- [Seçilen Metin]:

Buradasınız
Trafikte İş Kazaları ve Haklarımız

Biz işçilerin hiçbir yerde can güvenliği yok. Sadece çalışma esnasında meydana gelen iş kazaları değil bizlerin canını yakan. Bir de trafikteyken geçirdiğimiz kazalar var. Bu nedenle haklarımızı bilmeliyiz. Örneğin, işe gidip-gelirken, işle ilgili bir yere giderken yaşadığımız trafik kazalarında, iş kazası tutanağı tutulması gerekiyor. Birçok işçi arkadaşımız bunu bilmediği için mağdur durumda kalıyor. Trafikte iş kazası sayılan durumlara bir göz atalım:
- İşçilerin işyerine toplu olarak gidip geldiği servis aracı trafikte kaza yaparsa, 5510 sayılı Sosyal Sigortalar ve Genel Sağlık Sigortası Kanunu’nun 13. maddesinin (e) fıkrasına göre iş kazası kapsamına girer. 4857 sayılı kanunun 1. maddesine ve 5510 sayılı kanunun 5. maddesine göre araçlar işyeri kapsamında yer alır ve bu nedenle patron sorumlu tutulur.
- Patron tarafından bir yere çalışmaya gönderilen bir işçi, kullandığı özel araç ile görevdeyken trafik kazası geçirmişse patron, Yargıtay kararlarına göre 1475 sayılı İş Kanununun 73. maddesi uyarınca sorumlu tutulmuştur. 1475 sayılı İş Kanunundaki bu madde 4857 sayılı İş Kanununda 77. maddeye tekabül etmektedir..
- Patronun kiraladığı bir aracın şoförü o patronun emri altındadır. Eğer kiralanan araç bir trafik kazası yaparsa bu da iş kazası sayılır. Ve kaza geçiren işçi (şoför) İş Kanununun 77. maddesine göre patrona maddi ve manevi tazminat davası açabilir.
- Araç seyir halindeyken meydana gelen bir arıza sonucu araçtan inen şoföre o anda bir aracın çarpması iş kazası olarak sayılır. 5510 sayılı kanunun 13. maddesine göre patron sorumlu tutulur.

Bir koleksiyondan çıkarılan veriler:
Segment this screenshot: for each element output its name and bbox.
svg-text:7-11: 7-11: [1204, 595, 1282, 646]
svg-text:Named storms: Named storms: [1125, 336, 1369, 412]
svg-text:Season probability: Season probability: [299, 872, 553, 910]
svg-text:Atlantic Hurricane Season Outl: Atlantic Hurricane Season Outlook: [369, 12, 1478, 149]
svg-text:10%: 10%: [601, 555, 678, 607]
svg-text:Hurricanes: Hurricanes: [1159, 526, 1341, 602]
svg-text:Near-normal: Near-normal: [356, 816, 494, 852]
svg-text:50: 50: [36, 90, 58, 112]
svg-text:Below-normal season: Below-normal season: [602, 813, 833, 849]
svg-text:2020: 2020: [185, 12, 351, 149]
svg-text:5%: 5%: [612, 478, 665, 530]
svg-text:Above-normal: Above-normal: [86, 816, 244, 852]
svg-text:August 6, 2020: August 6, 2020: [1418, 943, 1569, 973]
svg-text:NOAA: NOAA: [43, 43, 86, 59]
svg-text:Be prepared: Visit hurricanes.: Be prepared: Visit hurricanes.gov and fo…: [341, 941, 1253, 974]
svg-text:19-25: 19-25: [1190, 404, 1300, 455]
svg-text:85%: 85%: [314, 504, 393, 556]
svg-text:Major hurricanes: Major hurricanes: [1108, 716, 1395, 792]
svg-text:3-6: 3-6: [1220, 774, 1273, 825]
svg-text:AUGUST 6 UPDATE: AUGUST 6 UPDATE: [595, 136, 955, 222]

- [Çözülecek Görevler]:
#1 Seçilen metinde numarasıyla anılan kanunlar hangileri? Hepsini sıralayın.
#2 Seçilen metne göre patronun kiraladığı araçta kaza geçiren şoför, İş Kanununun hangi maddesine göre dava açabilir?

- [Beklenen Cevaplar]:
#1
- 5510 sayılı Sosyal Sigortalar ve Genel Sağlık Sigortası Kanunu
- 4857 sayılı İş Kanunu
- 1475 sayılı İş Kanunu

#2 İş Kanununun 77. maddesine göre patrona maddi ve manevi tazminat davası açabilir.